## Goal
Which lines below hold the word "perché"? Copy all of them.

____ Data for this exercise

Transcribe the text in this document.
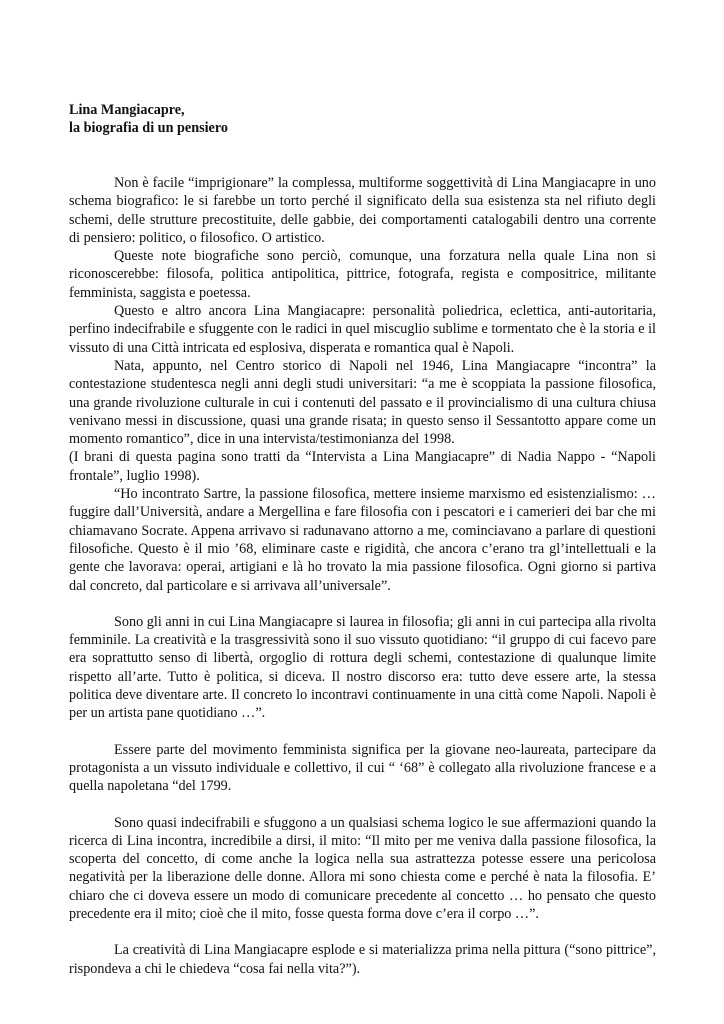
Lina Mangiacapre,
la biografia di un pensiero

Non è facile “imprigionare” la complessa, multiforme soggettività di Lina Mangiacapre in uno schema biografico: le si farebbe un torto perché il significato della sua esistenza sta nel rifiuto degli schemi, delle strutture precostituite, delle gabbie, dei comportamenti catalogabili dentro una corrente di pensiero: politico, o filosofico. O artistico.

Queste note biografiche sono perciò, comunque, una forzatura nella quale Lina non si riconoscerebbe: filosofa, politica antipolitica, pittrice, fotografa, regista e compositrice, militante femminista, saggista e poetessa.

Questo e altro ancora Lina Mangiacapre: personalità poliedrica, eclettica, anti-autoritaria, perfino indecifrabile e sfuggente con le radici in quel miscuglio sublime e tormentato che è la storia e il vissuto di una Città intricata ed esplosiva, disperata e romantica qual è Napoli.

Nata, appunto, nel Centro storico di Napoli nel 1946, Lina Mangiacapre “incontra” la contestazione studentesca negli anni degli studi universitari: “a me è scoppiata la passione filosofica, una grande rivoluzione culturale in cui i contenuti del passato e il provincialismo di una cultura chiusa venivano messi in discussione, quasi una grande risata; in questo senso il Sessantotto appare come un momento romantico”, dice in una intervista/testimonianza del 1998.

(I brani di questa pagina sono tratti da “Intervista a Lina Mangiacapre” di Nadia Nappo - “Napoli frontale”, luglio 1998).

“Ho incontrato Sartre, la passione filosofica, mettere insieme marxismo ed esistenzialismo: … fuggire dall’Università, andare a Mergellina e fare filosofia con i pescatori e i camerieri dei bar che mi chiamavano Socrate. Appena arrivavo si radunavano attorno a me, cominciavano a parlare di questioni filosofiche. Questo è il mio ’68, eliminare caste e rigidità, che ancora c’erano tra gl’intellettuali e la gente che lavorava: operai, artigiani e là ho trovato la mia passione filosofica. Ogni giorno si partiva dal concreto, dal particolare e si arrivava all’universale”.

Sono gli anni in cui Lina Mangiacapre si laurea in filosofia; gli anni in cui partecipa alla rivolta femminile. La creatività e la trasgressività sono il suo vissuto quotidiano: “il gruppo di cui facevo pare era soprattutto senso di libertà, orgoglio di rottura degli schemi, contestazione di qualunque limite rispetto all’arte. Tutto è politica, si diceva. Il nostro discorso era: tutto deve essere arte, la stessa politica deve diventare arte. Il concreto lo incontravi continuamente in una città come Napoli. Napoli è per un artista pane quotidiano …”.

Essere parte del movimento femminista significa per la giovane neo-laureata, partecipare da protagonista a un vissuto individuale e collettivo, il cui “ ‘68” è collegato alla rivoluzione francese e a quella napoletana “del 1799.

Sono quasi indecifrabili e sfuggono a un qualsiasi schema logico le sue affermazioni quando la ricerca di Lina incontra, incredibile a dirsi, il mito: “Il mito per me veniva dalla passione filosofica, la scoperta del concetto, di come anche la logica nella sua astrattezza potesse essere una pericolosa negatività per la liberazione delle donne. Allora mi sono chiesta come e perché è nata la filosofia. E’ chiaro che ci doveva essere un modo di comunicare precedente al concetto … ho pensato che questo precedente era il mito; cioè che il mito, fosse questa forma dove c’era il corpo …”.

La creatività di Lina Mangiacapre esplode e si materializza prima nella pittura (“sono pittrice”, rispondeva a chi le chiedeva “cosa fai nella vita?”).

________

## Solution
Non è facile “imprigionare” la complessa, multiforme soggettività di Lina Mangiacapre in uno schema biografico: le si farebbe un torto perché il significato della sua esistenza sta nel rifiuto degli schemi, delle strutture precostituite, delle gabbie, dei comportamenti catalogabili dentro una corrente di pensiero: politico, o filosofico. O artistico.
Sono quasi indecifrabili e sfuggono a un qualsiasi schema logico le sue affermazioni quando la ricerca di Lina incontra, incredibile a dirsi, il mito: “Il mito per me veniva dalla passione filosofica, la scoperta del concetto, di come anche la logica nella sua astrattezza potesse essere una pericolosa negatività per la liberazione delle donne. Allora mi sono chiesta come e perché è nata la filosofia. E’ chiaro che ci doveva essere un modo di comunicare precedente al concetto … ho pensato che questo precedente era il mito; cioè che il mito, fosse questa forma dove c’era il corpo …”.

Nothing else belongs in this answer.